===== Supplied information =====
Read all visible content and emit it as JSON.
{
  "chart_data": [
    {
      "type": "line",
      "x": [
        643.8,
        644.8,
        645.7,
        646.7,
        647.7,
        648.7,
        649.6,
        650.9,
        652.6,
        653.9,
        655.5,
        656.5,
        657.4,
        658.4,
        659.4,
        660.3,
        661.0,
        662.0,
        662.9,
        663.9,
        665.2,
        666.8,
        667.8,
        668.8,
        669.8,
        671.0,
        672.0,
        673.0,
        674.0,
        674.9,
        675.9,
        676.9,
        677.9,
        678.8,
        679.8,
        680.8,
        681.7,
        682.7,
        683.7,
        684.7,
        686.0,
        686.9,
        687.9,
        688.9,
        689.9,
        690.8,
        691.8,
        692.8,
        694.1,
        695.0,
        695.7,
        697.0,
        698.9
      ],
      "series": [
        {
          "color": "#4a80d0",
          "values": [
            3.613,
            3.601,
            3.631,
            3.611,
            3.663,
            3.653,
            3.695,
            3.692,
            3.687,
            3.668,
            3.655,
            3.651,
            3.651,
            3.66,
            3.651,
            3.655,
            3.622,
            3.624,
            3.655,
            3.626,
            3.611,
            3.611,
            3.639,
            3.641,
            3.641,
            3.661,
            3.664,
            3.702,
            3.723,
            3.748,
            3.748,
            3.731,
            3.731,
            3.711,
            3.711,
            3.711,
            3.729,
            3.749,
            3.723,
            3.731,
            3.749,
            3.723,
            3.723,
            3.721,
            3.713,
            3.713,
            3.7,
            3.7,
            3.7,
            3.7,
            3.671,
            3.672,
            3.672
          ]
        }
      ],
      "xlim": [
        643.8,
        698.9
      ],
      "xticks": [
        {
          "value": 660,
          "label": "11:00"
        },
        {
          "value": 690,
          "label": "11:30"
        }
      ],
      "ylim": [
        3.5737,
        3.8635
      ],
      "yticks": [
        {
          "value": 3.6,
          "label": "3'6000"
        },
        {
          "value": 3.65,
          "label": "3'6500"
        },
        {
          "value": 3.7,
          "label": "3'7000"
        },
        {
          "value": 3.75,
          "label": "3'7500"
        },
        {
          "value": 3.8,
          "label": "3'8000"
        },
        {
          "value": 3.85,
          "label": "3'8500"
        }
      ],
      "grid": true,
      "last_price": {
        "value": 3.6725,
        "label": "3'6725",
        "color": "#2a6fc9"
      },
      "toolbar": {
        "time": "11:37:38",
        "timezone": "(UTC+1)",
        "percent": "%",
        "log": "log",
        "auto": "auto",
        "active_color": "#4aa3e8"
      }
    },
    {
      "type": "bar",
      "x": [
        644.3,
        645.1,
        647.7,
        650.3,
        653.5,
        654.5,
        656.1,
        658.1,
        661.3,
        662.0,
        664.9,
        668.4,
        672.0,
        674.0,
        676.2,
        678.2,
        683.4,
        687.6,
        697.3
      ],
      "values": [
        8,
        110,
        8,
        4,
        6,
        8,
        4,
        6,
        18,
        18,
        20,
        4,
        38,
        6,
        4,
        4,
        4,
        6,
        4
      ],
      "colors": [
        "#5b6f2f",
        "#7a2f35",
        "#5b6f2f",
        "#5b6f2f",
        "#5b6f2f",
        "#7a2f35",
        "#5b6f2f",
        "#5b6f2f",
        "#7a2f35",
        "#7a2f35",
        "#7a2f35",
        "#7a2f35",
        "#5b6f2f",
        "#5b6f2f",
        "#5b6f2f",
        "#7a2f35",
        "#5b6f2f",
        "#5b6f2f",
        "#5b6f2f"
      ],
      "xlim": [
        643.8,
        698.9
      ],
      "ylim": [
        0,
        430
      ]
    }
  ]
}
=====
= Short exercise =
Transcribe the whole listing exactly.

= Answer to this exercise =
Read all visible content and emit it as JSON.
{
  "chart_data": [
    {
      "type": "line",
      "x": [
        643.8,
        644.8,
        645.7,
        646.7,
        647.7,
        648.7,
        649.6,
        650.9,
        652.6,
        653.9,
        655.5,
        656.5,
        657.4,
        658.4,
        659.4,
        660.3,
        661.0,
        662.0,
        662.9,
        663.9,
        665.2,
        666.8,
        667.8,
        668.8,
        669.8,
        671.0,
        672.0,
        673.0,
        674.0,
        674.9,
        675.9,
        676.9,
        677.9,
        678.8,
        679.8,
        680.8,
        681.7,
        682.7,
        683.7,
        684.7,
        686.0,
        686.9,
        687.9,
        688.9,
        689.9,
        690.8,
        691.8,
        692.8,
        694.1,
        695.0,
        695.7,
        697.0,
        698.9
      ],
      "series": [
        {
          "color": "#4a80d0",
          "values": [
            3.613,
            3.601,
            3.631,
            3.611,
            3.663,
            3.653,
            3.695,
            3.692,
            3.687,
            3.668,
            3.655,
            3.651,
            3.651,
            3.66,
            3.651,
            3.655,
            3.622,
            3.624,
            3.655,
            3.626,
            3.611,
            3.611,
            3.639,
            3.641,
            3.641,
            3.661,
            3.664,
            3.702,
            3.723,
            3.748,
            3.748,
            3.731,
            3.731,
            3.711,
            3.711,
            3.711,
            3.729,
            3.749,
            3.723,
            3.731,
            3.749,
            3.723,
            3.723,
            3.721,
            3.713,
            3.713,
            3.7,
            3.7,
            3.7,
            3.7,
            3.671,
            3.672,
            3.672
          ]
        }
      ],
      "xlim": [
        643.8,
        698.9
      ],
      "xticks": [
        {
          "value": 660,
          "label": "11:00"
        },
        {
          "value": 690,
          "label": "11:30"
        }
      ],
      "ylim": [
        3.5737,
        3.8635
      ],
      "yticks": [
        {
          "value": 3.6,
          "label": "3'6000"
        },
        {
          "value": 3.65,
          "label": "3'6500"
        },
        {
          "value": 3.7,
          "label": "3'7000"
        },
        {
          "value": 3.75,
          "label": "3'7500"
        },
        {
          "value": 3.8,
          "label": "3'8000"
        },
        {
          "value": 3.85,
          "label": "3'8500"
        }
      ],
      "grid": true,
      "last_price": {
        "value": 3.6725,
        "label": "3'6725",
        "color": "#2a6fc9"
      },
      "toolbar": {
        "time": "11:37:38",
        "timezone": "(UTC+1)",
        "percent": "%",
        "log": "log",
        "auto": "auto",
        "active_color": "#4aa3e8"
      }
    },
    {
      "type": "bar",
      "x": [
        644.3,
        645.1,
        647.7,
        650.3,
        653.5,
        654.5,
        656.1,
        658.1,
        661.3,
        662.0,
        664.9,
        668.4,
        672.0,
        674.0,
        676.2,
        678.2,
        683.4,
        687.6,
        697.3
      ],
      "values": [
        8,
        110,
        8,
        4,
        6,
        8,
        4,
        6,
        18,
        18,
        20,
        4,
        38,
        6,
        4,
        4,
        4,
        6,
        4
      ],
      "colors": [
        "#5b6f2f",
        "#7a2f35",
        "#5b6f2f",
        "#5b6f2f",
        "#5b6f2f",
        "#7a2f35",
        "#5b6f2f",
        "#5b6f2f",
        "#7a2f35",
        "#7a2f35",
        "#7a2f35",
        "#7a2f35",
        "#5b6f2f",
        "#5b6f2f",
        "#5b6f2f",
        "#7a2f35",
        "#5b6f2f",
        "#5b6f2f",
        "#5b6f2f"
      ],
      "xlim": [
        643.8,
        698.9
      ],
      "ylim": [
        0,
        430
      ]
    }
  ]
}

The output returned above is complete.